— Testo di studio —
━━━━━━

Sono tra i numeri illustrati dal presidente uscente dell’Ente Raffaele Cantone, che ha prediposto un dossier con tutti i dati più rilevanti del suo mandato. Il settore più a rischio si conferma quello legato ai lavori pubblici, segue il ciclo dei rifiuti e quello sanitario
di Ivan Cimmarusti
Tra il 2016 e il 2019 è stato scoperto un caso di corruzione alla settimana. A essere interessate sono pressoché tutte le regioni d’Italia. Da un punto di vista numerico la Sicilia spicca per casi registrati: 28 (il 18,4% del totale), quasi quanti ne sono stati individuati in tutte le regioni del Nord (29). Seguono il Lazio (22), la Campania (20) la Puglia (16) e la Calabria (14). Le stime sono state rivelate dal presidente uscente di Anac, Raffaele Cantone, per illustrare i risultati del suo mandato.

━━━━━━

— Record forniti —
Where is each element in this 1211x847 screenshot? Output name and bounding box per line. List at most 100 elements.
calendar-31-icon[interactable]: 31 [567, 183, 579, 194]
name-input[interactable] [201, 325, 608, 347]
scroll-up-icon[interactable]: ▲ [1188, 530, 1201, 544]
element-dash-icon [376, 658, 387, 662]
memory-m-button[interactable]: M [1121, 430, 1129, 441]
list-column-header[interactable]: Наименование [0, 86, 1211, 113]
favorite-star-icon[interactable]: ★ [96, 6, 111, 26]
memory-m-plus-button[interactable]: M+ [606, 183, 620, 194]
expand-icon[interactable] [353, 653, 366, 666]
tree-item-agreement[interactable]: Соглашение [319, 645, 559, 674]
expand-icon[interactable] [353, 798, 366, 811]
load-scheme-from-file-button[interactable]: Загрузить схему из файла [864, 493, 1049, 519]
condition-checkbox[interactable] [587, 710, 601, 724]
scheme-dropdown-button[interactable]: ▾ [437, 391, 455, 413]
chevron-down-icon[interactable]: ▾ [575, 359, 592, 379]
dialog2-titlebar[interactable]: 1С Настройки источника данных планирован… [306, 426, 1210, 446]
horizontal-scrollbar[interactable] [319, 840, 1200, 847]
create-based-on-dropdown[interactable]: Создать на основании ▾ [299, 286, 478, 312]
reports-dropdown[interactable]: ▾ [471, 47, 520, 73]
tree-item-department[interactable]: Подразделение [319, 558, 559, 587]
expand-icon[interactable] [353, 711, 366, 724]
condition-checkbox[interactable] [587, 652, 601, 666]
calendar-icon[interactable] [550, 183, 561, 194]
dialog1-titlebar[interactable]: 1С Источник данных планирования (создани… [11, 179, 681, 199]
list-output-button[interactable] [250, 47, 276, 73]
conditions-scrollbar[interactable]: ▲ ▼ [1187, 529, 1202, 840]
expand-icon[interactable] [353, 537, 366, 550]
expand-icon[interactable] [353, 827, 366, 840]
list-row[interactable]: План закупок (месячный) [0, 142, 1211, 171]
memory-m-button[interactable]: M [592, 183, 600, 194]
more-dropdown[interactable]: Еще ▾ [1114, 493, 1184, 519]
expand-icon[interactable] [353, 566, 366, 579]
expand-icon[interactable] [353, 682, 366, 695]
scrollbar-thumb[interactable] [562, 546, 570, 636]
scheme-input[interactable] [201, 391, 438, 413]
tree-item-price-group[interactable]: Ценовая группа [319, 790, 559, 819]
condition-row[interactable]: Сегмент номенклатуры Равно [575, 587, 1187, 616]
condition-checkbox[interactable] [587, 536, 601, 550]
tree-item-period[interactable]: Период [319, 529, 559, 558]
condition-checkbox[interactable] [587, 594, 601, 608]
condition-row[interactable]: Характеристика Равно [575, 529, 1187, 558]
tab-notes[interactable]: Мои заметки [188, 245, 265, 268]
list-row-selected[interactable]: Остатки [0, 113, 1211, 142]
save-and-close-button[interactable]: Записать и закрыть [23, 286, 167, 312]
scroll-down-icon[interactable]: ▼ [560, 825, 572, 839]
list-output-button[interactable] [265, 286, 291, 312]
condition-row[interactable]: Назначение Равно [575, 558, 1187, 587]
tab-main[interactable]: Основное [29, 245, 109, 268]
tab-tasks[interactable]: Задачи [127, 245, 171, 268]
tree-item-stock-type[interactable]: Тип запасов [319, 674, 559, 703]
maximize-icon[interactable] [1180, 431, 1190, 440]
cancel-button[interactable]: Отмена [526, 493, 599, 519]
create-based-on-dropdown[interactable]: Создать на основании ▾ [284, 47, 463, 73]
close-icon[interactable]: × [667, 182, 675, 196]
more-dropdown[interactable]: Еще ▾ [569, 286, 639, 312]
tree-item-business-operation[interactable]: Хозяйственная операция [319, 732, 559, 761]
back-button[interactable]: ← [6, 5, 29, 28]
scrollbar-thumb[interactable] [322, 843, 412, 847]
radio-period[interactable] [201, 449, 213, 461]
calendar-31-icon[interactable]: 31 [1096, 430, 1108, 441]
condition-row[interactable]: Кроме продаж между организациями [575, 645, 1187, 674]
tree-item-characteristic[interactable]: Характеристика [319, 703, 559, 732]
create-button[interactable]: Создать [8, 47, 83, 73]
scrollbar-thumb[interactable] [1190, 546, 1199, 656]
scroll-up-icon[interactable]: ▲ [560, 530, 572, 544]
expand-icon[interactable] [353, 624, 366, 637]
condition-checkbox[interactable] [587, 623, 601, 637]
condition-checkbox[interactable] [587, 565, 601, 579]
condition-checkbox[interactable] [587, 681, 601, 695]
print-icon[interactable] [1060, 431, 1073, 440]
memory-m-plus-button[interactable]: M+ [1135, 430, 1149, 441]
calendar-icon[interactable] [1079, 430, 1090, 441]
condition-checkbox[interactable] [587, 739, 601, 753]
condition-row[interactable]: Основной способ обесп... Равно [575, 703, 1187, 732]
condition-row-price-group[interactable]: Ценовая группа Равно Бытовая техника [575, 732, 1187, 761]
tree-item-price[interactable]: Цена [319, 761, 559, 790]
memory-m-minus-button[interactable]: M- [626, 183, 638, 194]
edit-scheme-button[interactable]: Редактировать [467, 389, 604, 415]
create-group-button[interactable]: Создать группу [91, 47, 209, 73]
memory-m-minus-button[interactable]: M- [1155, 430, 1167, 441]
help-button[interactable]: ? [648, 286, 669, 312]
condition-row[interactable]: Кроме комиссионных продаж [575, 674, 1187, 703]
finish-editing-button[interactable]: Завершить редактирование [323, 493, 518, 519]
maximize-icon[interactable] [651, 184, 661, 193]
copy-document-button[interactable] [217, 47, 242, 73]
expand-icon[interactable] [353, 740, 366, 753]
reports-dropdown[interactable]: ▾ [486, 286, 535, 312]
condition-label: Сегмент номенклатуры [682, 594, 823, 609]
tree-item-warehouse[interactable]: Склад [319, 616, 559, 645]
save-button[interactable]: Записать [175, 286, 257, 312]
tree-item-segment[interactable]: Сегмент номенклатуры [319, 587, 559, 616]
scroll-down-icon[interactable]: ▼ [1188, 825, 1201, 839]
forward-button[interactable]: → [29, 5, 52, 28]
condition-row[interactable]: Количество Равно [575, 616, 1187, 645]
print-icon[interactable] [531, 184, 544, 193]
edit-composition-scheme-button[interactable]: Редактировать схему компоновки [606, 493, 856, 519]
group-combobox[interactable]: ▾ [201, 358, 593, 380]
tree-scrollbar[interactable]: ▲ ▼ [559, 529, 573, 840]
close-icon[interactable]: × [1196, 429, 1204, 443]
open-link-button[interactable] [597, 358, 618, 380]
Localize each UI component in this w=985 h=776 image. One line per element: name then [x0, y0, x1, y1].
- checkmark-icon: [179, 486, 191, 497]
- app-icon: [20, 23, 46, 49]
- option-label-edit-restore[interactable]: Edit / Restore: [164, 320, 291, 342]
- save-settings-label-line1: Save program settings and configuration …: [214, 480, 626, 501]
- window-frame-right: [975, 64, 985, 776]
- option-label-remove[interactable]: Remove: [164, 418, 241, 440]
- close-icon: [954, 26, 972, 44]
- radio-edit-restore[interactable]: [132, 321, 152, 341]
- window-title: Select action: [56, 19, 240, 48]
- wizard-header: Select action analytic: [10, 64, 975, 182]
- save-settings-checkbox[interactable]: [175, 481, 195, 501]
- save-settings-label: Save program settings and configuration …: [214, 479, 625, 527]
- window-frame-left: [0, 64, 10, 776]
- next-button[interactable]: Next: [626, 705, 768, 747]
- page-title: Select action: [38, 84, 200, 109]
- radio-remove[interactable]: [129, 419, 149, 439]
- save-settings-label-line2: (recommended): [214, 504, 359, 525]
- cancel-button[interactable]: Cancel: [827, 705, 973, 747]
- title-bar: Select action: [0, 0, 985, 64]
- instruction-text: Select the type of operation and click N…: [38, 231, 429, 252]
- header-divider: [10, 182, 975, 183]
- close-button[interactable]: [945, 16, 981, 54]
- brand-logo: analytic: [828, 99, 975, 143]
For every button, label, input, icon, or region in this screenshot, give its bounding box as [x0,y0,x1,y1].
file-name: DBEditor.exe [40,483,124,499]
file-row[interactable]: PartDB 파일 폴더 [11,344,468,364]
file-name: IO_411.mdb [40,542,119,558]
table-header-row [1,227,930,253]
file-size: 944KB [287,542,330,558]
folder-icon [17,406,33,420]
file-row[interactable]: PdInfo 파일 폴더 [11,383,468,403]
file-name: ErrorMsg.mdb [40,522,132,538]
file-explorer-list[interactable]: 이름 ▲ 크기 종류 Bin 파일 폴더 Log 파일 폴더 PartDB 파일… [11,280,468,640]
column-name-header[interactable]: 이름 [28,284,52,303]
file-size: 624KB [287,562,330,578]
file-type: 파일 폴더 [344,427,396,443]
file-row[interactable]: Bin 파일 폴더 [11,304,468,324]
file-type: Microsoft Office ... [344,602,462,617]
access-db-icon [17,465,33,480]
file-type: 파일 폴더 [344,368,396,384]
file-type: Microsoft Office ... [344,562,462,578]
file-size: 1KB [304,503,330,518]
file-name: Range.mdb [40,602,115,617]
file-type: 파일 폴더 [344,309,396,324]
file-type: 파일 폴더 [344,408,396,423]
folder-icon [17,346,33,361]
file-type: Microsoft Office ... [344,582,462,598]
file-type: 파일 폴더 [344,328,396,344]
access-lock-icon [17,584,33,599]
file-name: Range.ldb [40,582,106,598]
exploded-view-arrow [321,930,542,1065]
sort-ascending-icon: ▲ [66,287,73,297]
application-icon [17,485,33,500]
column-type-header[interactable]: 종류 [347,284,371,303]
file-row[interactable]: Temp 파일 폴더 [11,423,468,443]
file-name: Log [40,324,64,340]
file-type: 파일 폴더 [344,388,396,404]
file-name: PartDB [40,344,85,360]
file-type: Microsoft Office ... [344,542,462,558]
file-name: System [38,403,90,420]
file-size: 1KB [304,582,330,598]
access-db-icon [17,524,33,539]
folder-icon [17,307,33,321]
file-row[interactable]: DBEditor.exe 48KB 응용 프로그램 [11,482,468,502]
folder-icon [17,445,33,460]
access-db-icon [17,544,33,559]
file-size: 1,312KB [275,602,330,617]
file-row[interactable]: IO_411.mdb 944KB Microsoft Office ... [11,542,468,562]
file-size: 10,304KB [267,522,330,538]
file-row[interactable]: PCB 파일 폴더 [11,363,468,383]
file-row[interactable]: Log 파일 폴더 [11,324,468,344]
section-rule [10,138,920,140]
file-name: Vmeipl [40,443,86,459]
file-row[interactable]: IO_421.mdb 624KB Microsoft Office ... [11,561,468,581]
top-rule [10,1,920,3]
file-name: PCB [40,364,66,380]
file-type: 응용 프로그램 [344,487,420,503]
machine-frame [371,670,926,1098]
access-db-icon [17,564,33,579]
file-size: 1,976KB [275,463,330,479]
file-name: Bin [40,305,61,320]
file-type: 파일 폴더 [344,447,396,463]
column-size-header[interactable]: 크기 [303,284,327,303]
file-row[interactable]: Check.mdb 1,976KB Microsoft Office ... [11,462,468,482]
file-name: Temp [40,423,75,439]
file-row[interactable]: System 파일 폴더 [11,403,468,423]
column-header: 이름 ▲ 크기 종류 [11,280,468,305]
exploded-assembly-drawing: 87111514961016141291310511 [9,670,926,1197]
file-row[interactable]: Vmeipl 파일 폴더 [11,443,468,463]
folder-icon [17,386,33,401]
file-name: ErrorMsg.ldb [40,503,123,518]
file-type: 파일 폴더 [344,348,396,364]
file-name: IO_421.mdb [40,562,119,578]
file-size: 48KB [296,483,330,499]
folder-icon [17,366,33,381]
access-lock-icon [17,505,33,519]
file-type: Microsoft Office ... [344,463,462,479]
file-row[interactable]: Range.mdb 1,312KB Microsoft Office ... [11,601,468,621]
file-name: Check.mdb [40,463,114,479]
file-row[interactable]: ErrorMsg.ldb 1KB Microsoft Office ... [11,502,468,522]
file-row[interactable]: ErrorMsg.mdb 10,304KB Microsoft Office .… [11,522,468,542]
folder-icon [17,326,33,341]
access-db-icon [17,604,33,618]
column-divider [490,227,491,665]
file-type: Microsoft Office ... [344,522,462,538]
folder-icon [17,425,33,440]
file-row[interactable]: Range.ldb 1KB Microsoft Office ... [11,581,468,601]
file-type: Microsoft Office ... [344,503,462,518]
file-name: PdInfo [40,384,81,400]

━━━━━━

— Consegne —
[1] Rispondi alle seguenti domande sul testo sulla corruzione, una per riga:
(a) Con quale frequenza è stato scoperto un caso di corruzione tra il 2016 e il 2019?
(b) Quanti casi sono stati registrati in Sicilia e quale quota del totale rappresentano?
(c) Quali settori seguono quello dei lavori pubblici tra i più a rischio?
[2] Indica se ciascuna affermazione concorda con il testo sulla corruzione, rispondendo sì o no e citando le parole del testo che lo provano.
(a) In tutte le regioni del Nord sono stati individuati più casi che in Sicilia.
(b) La Campania ha registrato più casi del Lazio.
(c) Il settore sanitario è quello più a rischio.
[3] Prosegui il testo sulla corruzione a partire dalla sua ultima frase.
I record non servono in alcun modo per questo lavoro.

— Le tue risposte —
[1]
(a) Un caso alla settimana.
(b) 28 casi, pari al 18,4% del totale.
(c) Il ciclo dei rifiuti e quello sanitario.

[2]
(a) Sì: "la Sicilia spicca per casi registrati: 28 (il 18,4% del totale), quasi quanti ne sono stati individuati in tutte le regioni del Nord (29)".
(b) No: "Seguono il Lazio (22), la Campania (20)".
(c) No: "Il settore più a rischio si conferma quello legato ai lavori pubblici".

[3]
L’infiltrazione corruttiva negli appalti pubblici
Nell’ente Cantone è entrato il 27 marzo 2014, quando l’allora presidente del Consiglio Matteo Renzi lo propose quale presidente, nomina poi confermata dalle commissioni Affari costituzionali di Camera e Senato all’unanimità. Da luglio 2014 a ai primi mesi del 2019, considerando tutti gli ambiti di propria competenza, l’Autorità ha potuto verificare che il 74% delle vicende corruttive esaminate riguarda l’assegnazione di appalti pubblici, a conferma della rilevanza del settore e degli interessi illeciti legati per via dell’ingente volume economico.
Bandi “sartoriali”
Il settore più a rischio si conferma quello legato ai lavori pubblici, che comprende sia la riqualificazione sia la manutenzione di edifici, strade e messa in sicurezza del territorio. Segue il comparto relativo al ciclo dei rifiuti (raccolta, trasporto, gestione, conferimento in discarica) e quello sanitario (forniture di farmaci, di apparecchiature mediche e strumenti medicali, servizi di pulizia).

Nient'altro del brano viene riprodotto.